- **SHORT PROBLEM**
Reproduce every entry exactly and leave its pictures out.

──────── DATA ROWS

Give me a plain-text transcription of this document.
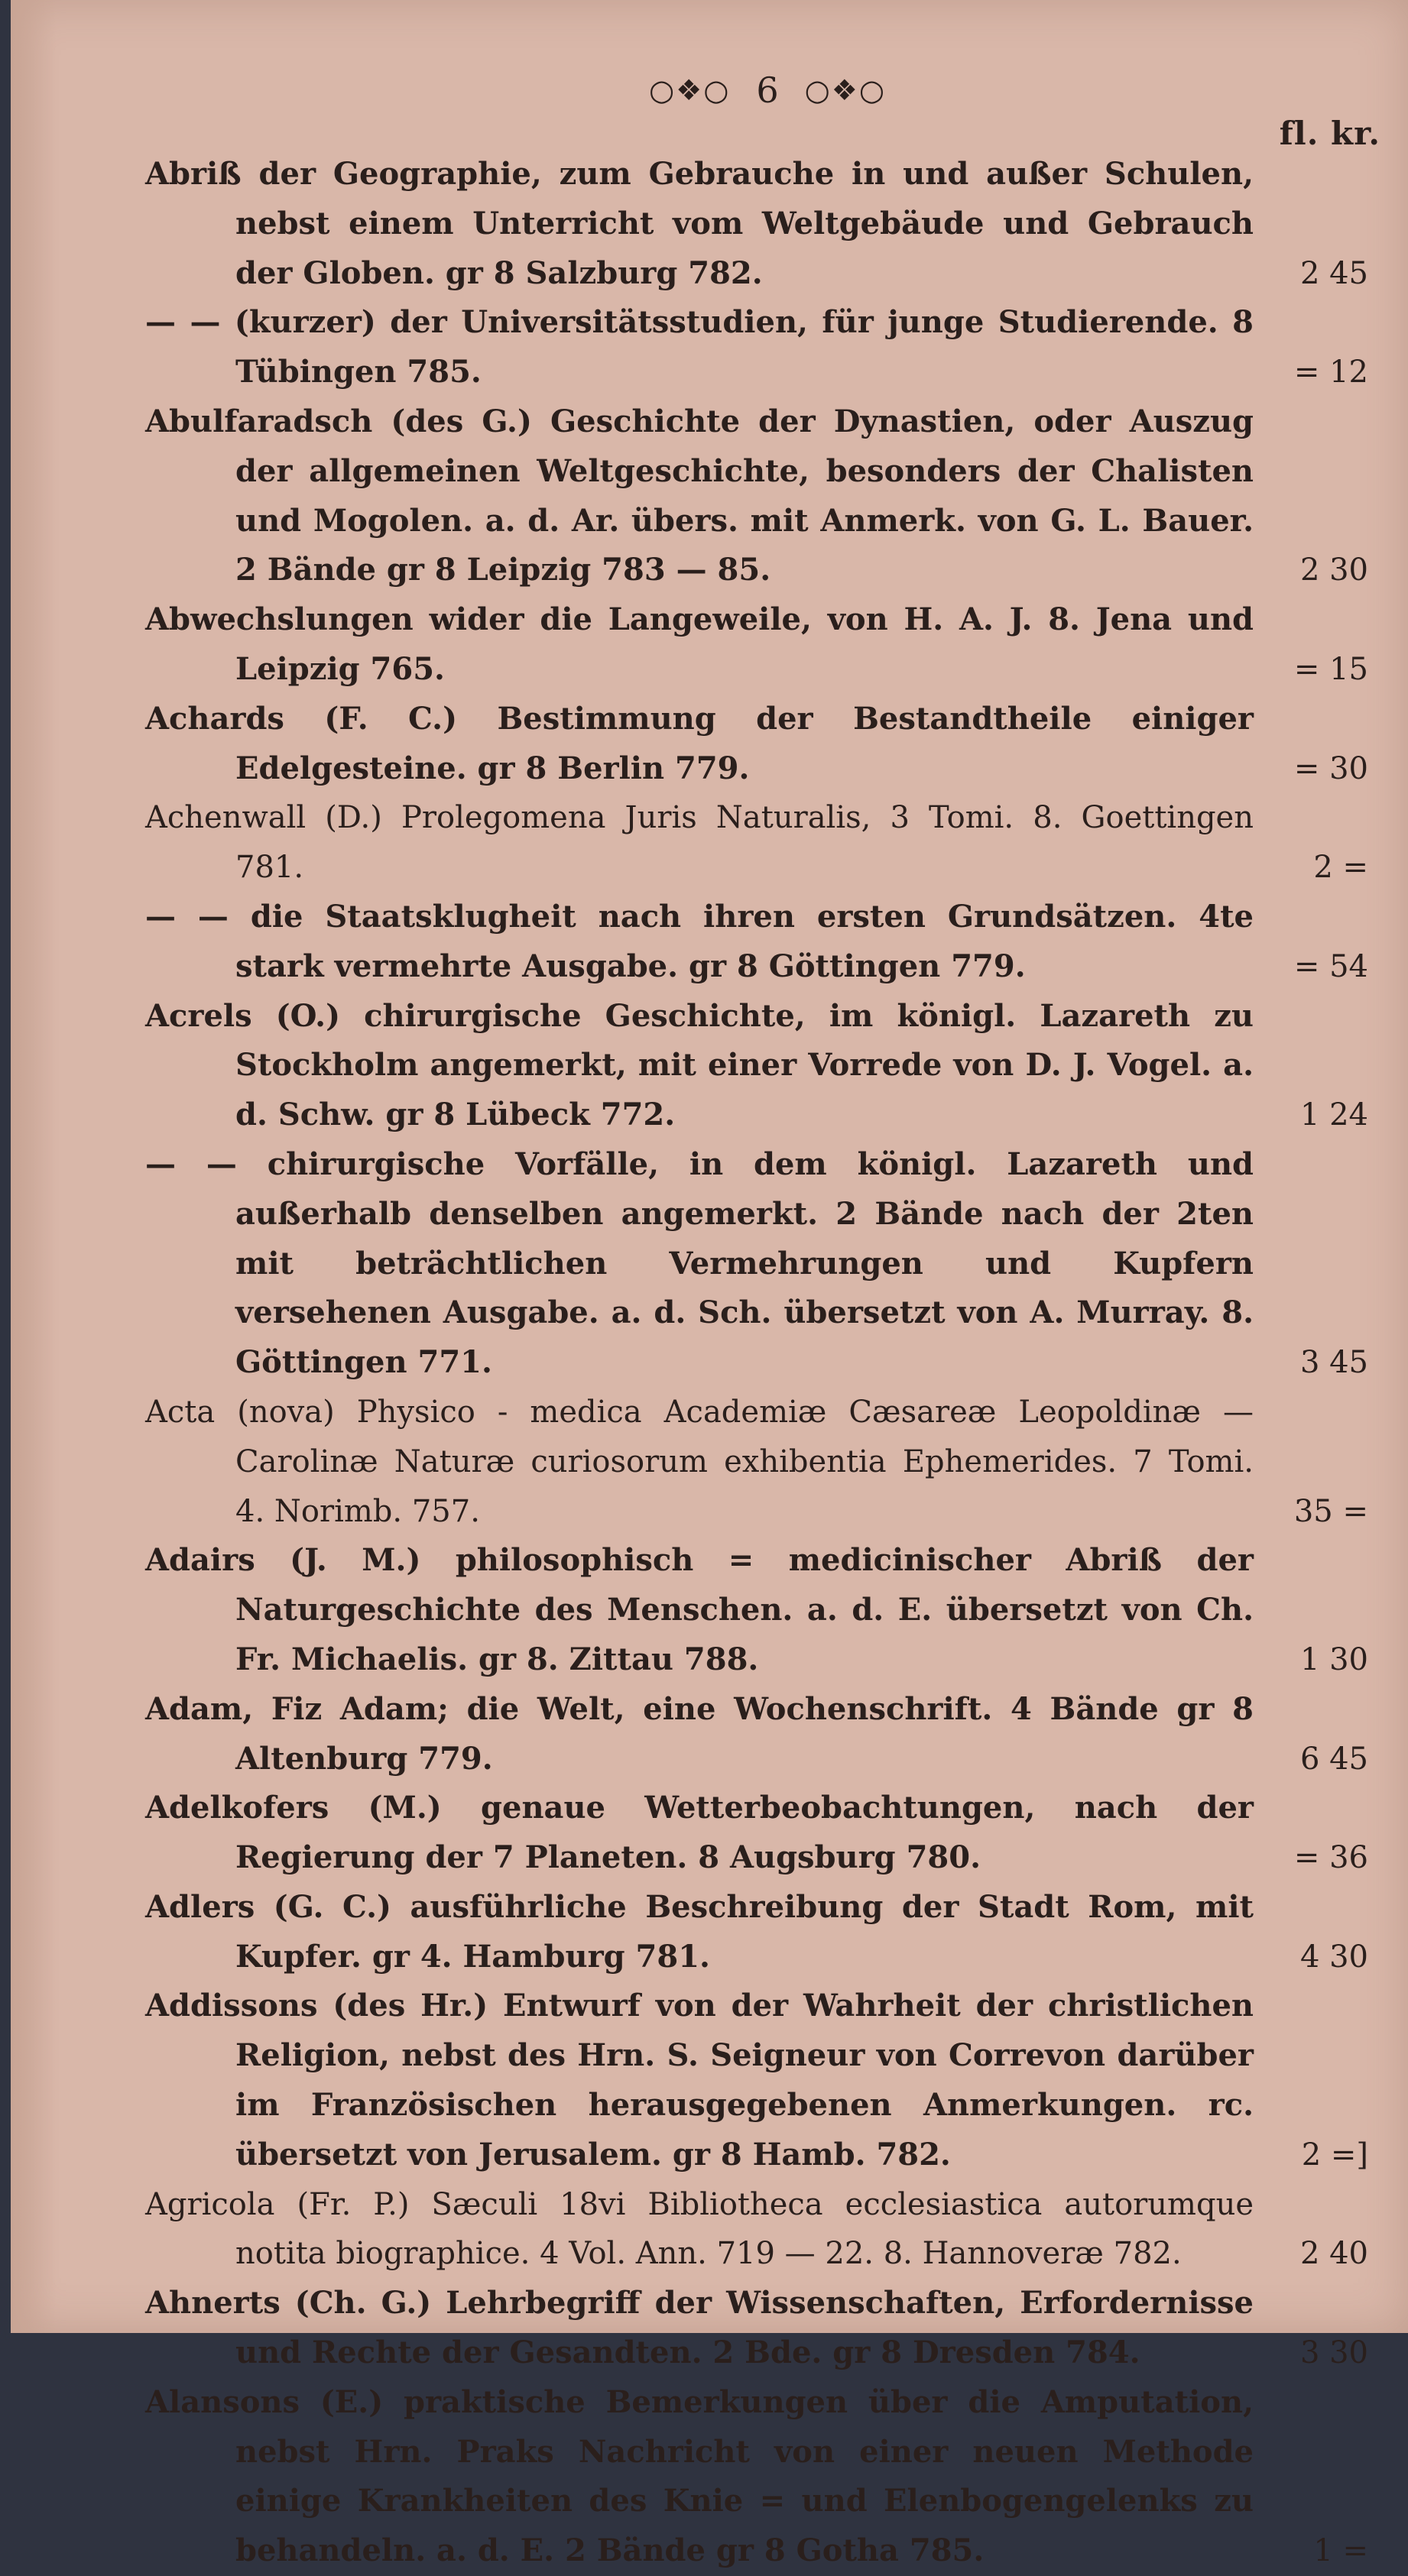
○❖○ 6 ○❖○
fl. kr.
Abriß der Geographie, zum Gebrauche in und außer Schulen, nebst einem Unterricht vom Weltgebäude und Gebrauch der Globen. gr 8 Salzburg 782.	2 45
— — (kurzer) der Universitätsstudien, für junge Studierende. 8 Tübingen 785.	= 12
Abulfaradsch (des G.) Geschichte der Dynastien, oder Auszug der allgemeinen Weltgeschichte, besonders der Chalisten und Mogolen. a. d. Ar. übers. mit Anmerk. von G. L. Bauer. 2 Bände gr 8 Leipzig 783 — 85.	2 30
Abwechslungen wider die Langeweile, von H. A. J. 8. Jena und Leipzig 765.	= 15
Achards (F. C.) Bestimmung der Bestandtheile einiger Edelgesteine. gr 8 Berlin 779.	= 30
Achenwall (D.) Prolegomena Juris Naturalis, 3 Tomi. 8. Goettingen 781.	2 =
— — die Staatsklugheit nach ihren ersten Grundsätzen. 4te stark vermehrte Ausgabe. gr 8 Göttingen 779.	= 54
Acrels (O.) chirurgische Geschichte, im königl. Lazareth zu Stockholm angemerkt, mit einer Vorrede von D. J. Vogel. a. d. Schw. gr 8 Lübeck 772.	1 24
— — chirurgische Vorfälle, in dem königl. Lazareth und außerhalb denselben angemerkt. 2 Bände nach der 2ten mit beträchtlichen Vermehrungen und Kupfern versehenen Ausgabe. a. d. Sch. übersetzt von A. Murray. 8. Göttingen 771.	3 45
Acta (nova) Physico - medica Academiæ Cæsareæ Leopoldinæ — Carolinæ Naturæ curiosorum exhibentia Ephemerides. 7 Tomi. 4. Norimb. 757.	35 =
Adairs (J. M.) philosophisch = medicinischer Abriß der Naturgeschichte des Menschen. a. d. E. übersetzt von Ch. Fr. Michaelis. gr 8. Zittau 788.	1 30
Adam, Fiz Adam; die Welt, eine Wochenschrift. 4 Bände gr 8 Altenburg 779.	6 45
Adelkofers (M.) genaue Wetterbeobachtungen, nach der Regierung der 7 Planeten. 8 Augsburg 780.	= 36
Adlers (G. C.) ausführliche Beschreibung der Stadt Rom, mit Kupfer. gr 4. Hamburg 781.	4 30
Addissons (des Hr.) Entwurf von der Wahrheit der christlichen Religion, nebst des Hrn. S. Seigneur von Correvon darüber im Französischen herausgegebenen Anmerkungen. rc. übersetzt von Jerusalem. gr 8 Hamb. 782.	2 =]
Agricola (Fr. P.) Sæculi 18vi Bibliotheca ecclesiastica autorumque notita biographice. 4 Vol. Ann. 719 — 22. 8. Hannoveræ 782.	2 40
Ahnerts (Ch. G.) Lehrbegriff der Wissenschaften, Erfordernisse und Rechte der Gesandten. 2 Bde. gr 8 Dresden 784.	3 30
Alansons (E.) praktische Bemerkungen über die Amputation, nebst Hrn. Praks Nachricht von einer neuen Methode einige Krankheiten des Knie = und Elenbogengelenks zu behandeln. a. d. E. 2 Bände gr 8 Gotha 785.	1 =
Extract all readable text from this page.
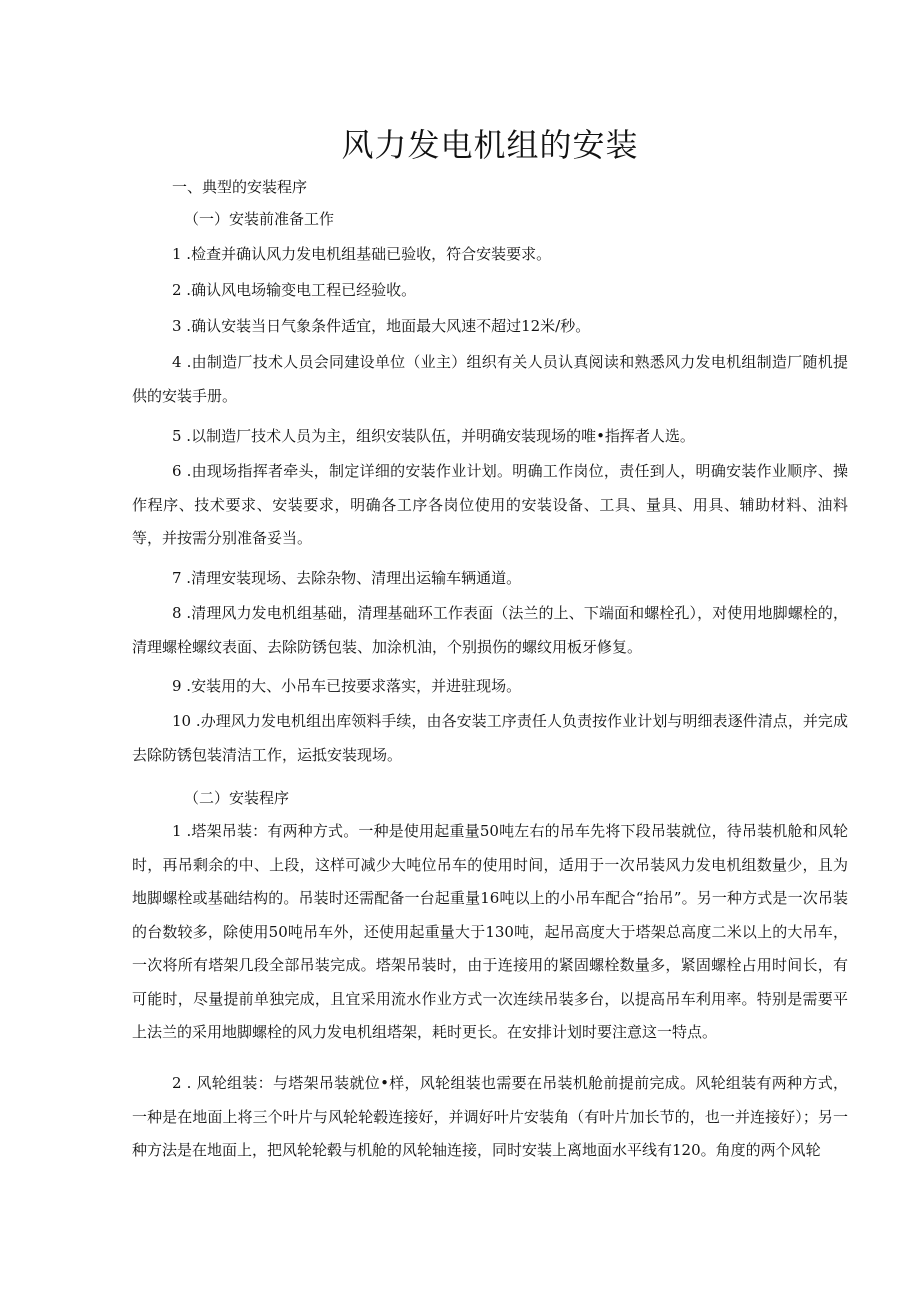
风力发电机组的安装
一、典型的安装程序
（一）安装前准备工作

1 .检查并确认风力发电机组基础已验收，符合安装要求。

2 .确认风电场输变电工程已经验收。

3 .确认安装当日气象条件适宜，地面最大风速不超过12米/秒。

4 .由制造厂技术人员会同建设单位（业主）组织有关人员认真阅读和熟悉风力发电机组制造厂随机提供的安装手册。

5 .以制造厂技术人员为主，组织安装队伍，并明确安装现场的唯•指挥者人选。

6 .由现场指挥者牵头，制定详细的安装作业计划。明确工作岗位，责任到人，明确安装作业顺序、操作程序、技术要求、安装要求，明确各工序各岗位使用的安装设备、工具、量具、用具、辅助材料、油料等，并按需分别准备妥当。

7 .清理安装现场、去除杂物、清理出运输车辆通道。

8 .清理风力发电机组基础，清理基础环工作表面（法兰的上、下端面和螺栓孔），对使用地脚螺栓的，清理螺栓螺纹表面、去除防锈包装、加涂机油，个别损伤的螺纹用板牙修复。

9 .安装用的大、小吊车已按要求落实，并进驻现场。

10 .办理风力发电机组出库领料手续，由各安装工序责任人负责按作业计划与明细表逐件清点，并完成去除防锈包装清洁工作，运抵安装现场。

（二）安装程序

1 .塔架吊装：有两种方式。一种是使用起重量50吨左右的吊车先将下段吊装就位，待吊装机舱和风轮时，再吊剩余的中、上段，这样可减少大吨位吊车的使用时间，适用于一次吊装风力发电机组数量少，且为地脚螺栓或基础结构的。吊装时还需配备一台起重量16吨以上的小吊车配合“抬吊”。另一种方式是一次吊装的台数较多，除使用50吨吊车外，还使用起重量大于130吨，起吊高度大于塔架总高度二米以上的大吊车，一次将所有塔架几段全部吊装完成。塔架吊装时，由于连接用的紧固螺栓数量多，紧固螺栓占用时间长，有可能时，尽量提前单独完成，且宜采用流水作业方式一次连续吊装多台，以提高吊车利用率。特别是需要平上法兰的采用地脚螺栓的风力发电机组塔架，耗时更长。在安排计划时要注意这一特点。

2 . 风轮组装：与塔架吊装就位•样，风轮组装也需要在吊装机舱前提前完成。风轮组装有两种方式，一种是在地面上将三个叶片与风轮轮毂连接好，并调好叶片安装角（有叶片加长节的，也一并连接好）；另一种方法是在地面上，把风轮轮毂与机舱的风轮轴连接，同时安装上离地面水平线有120。角度的两个风轮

────────────────

- **WRITTEN SOLUTION**
Give me a plain-text transcription of this document.
○❖○ 6 ○❖○
fl. kr.
Abriß der Geographie, zum Gebrauche in und außer Schulen, nebst einem Unterricht vom Weltgebäude und Gebrauch der Globen. gr 8 Salzburg 782.	2 45
— — (kurzer) der Universitätsstudien, für junge Studierende. 8 Tübingen 785.	= 12
Abulfaradsch (des G.) Geschichte der Dynastien, oder Auszug der allgemeinen Weltgeschichte, besonders der Chalisten und Mogolen. a. d. Ar. übers. mit Anmerk. von G. L. Bauer. 2 Bände gr 8 Leipzig 783 — 85.	2 30
Abwechslungen wider die Langeweile, von H. A. J. 8. Jena und Leipzig 765.	= 15
Achards (F. C.) Bestimmung der Bestandtheile einiger Edelgesteine. gr 8 Berlin 779.	= 30
Achenwall (D.) Prolegomena Juris Naturalis, 3 Tomi. 8. Goettingen 781.	2 =
— — die Staatsklugheit nach ihren ersten Grundsätzen. 4te stark vermehrte Ausgabe. gr 8 Göttingen 779.	= 54
Acrels (O.) chirurgische Geschichte, im königl. Lazareth zu Stockholm angemerkt, mit einer Vorrede von D. J. Vogel. a. d. Schw. gr 8 Lübeck 772.	1 24
— — chirurgische Vorfälle, in dem königl. Lazareth und außerhalb denselben angemerkt. 2 Bände nach der 2ten mit beträchtlichen Vermehrungen und Kupfern versehenen Ausgabe. a. d. Sch. übersetzt von A. Murray. 8. Göttingen 771.	3 45
Acta (nova) Physico - medica Academiæ Cæsareæ Leopoldinæ — Carolinæ Naturæ curiosorum exhibentia Ephemerides. 7 Tomi. 4. Norimb. 757.	35 =
Adairs (J. M.) philosophisch = medicinischer Abriß der Naturgeschichte des Menschen. a. d. E. übersetzt von Ch. Fr. Michaelis. gr 8. Zittau 788.	1 30
Adam, Fiz Adam; die Welt, eine Wochenschrift. 4 Bände gr 8 Altenburg 779.	6 45
Adelkofers (M.) genaue Wetterbeobachtungen, nach der Regierung der 7 Planeten. 8 Augsburg 780.	= 36
Adlers (G. C.) ausführliche Beschreibung der Stadt Rom, mit Kupfer. gr 4. Hamburg 781.	4 30
Addissons (des Hr.) Entwurf von der Wahrheit der christlichen Religion, nebst des Hrn. S. Seigneur von Correvon darüber im Französischen herausgegebenen Anmerkungen. rc. übersetzt von Jerusalem. gr 8 Hamb. 782.	2 =]
Agricola (Fr. P.) Sæculi 18vi Bibliotheca ecclesiastica autorumque notita biographice. 4 Vol. Ann. 719 — 22. 8. Hannoveræ 782.	2 40
Ahnerts (Ch. G.) Lehrbegriff der Wissenschaften, Erfordernisse und Rechte der Gesandten. 2 Bde. gr 8 Dresden 784.	3 30
Alansons (E.) praktische Bemerkungen über die Amputation, nebst Hrn. Praks Nachricht von einer neuen Methode einige Krankheiten des Knie = und Elenbogengelenks zu behandeln. a. d. E. 2 Bände gr 8 Gotha 785.	1 =
Extract all readable text from this page.
风力发电机组的安装
一、典型的安装程序
（一）安装前准备工作

1 .检查并确认风力发电机组基础已验收，符合安装要求。

2 .确认风电场输变电工程已经验收。

3 .确认安装当日气象条件适宜，地面最大风速不超过12米/秒。

4 .由制造厂技术人员会同建设单位（业主）组织有关人员认真阅读和熟悉风力发电机组制造厂随机提供的安装手册。

5 .以制造厂技术人员为主，组织安装队伍，并明确安装现场的唯•指挥者人选。

6 .由现场指挥者牵头，制定详细的安装作业计划。明确工作岗位，责任到人，明确安装作业顺序、操作程序、技术要求、安装要求，明确各工序各岗位使用的安装设备、工具、量具、用具、辅助材料、油料等，并按需分别准备妥当。

7 .清理安装现场、去除杂物、清理出运输车辆通道。

8 .清理风力发电机组基础，清理基础环工作表面（法兰的上、下端面和螺栓孔），对使用地脚螺栓的，清理螺栓螺纹表面、去除防锈包装、加涂机油，个别损伤的螺纹用板牙修复。

9 .安装用的大、小吊车已按要求落实，并进驻现场。

10 .办理风力发电机组出库领料手续，由各安装工序责任人负责按作业计划与明细表逐件清点，并完成去除防锈包装清洁工作，运抵安装现场。

（二）安装程序

1 .塔架吊装：有两种方式。一种是使用起重量50吨左右的吊车先将下段吊装就位，待吊装机舱和风轮时，再吊剩余的中、上段，这样可减少大吨位吊车的使用时间，适用于一次吊装风力发电机组数量少，且为地脚螺栓或基础结构的。吊装时还需配备一台起重量16吨以上的小吊车配合“抬吊”。另一种方式是一次吊装的台数较多，除使用50吨吊车外，还使用起重量大于130吨，起吊高度大于塔架总高度二米以上的大吊车，一次将所有塔架几段全部吊装完成。塔架吊装时，由于连接用的紧固螺栓数量多，紧固螺栓占用时间长，有可能时，尽量提前单独完成，且宜采用流水作业方式一次连续吊装多台，以提高吊车利用率。特别是需要平上法兰的采用地脚螺栓的风力发电机组塔架，耗时更长。在安排计划时要注意这一特点。

2 . 风轮组装：与塔架吊装就位•样，风轮组装也需要在吊装机舱前提前完成。风轮组装有两种方式，一种是在地面上将三个叶片与风轮轮毂连接好，并调好叶片安装角（有叶片加长节的，也一并连接好）；另一种方法是在地面上，把风轮轮毂与机舱的风轮轴连接，同时安装上离地面水平线有120。角度的两个风轮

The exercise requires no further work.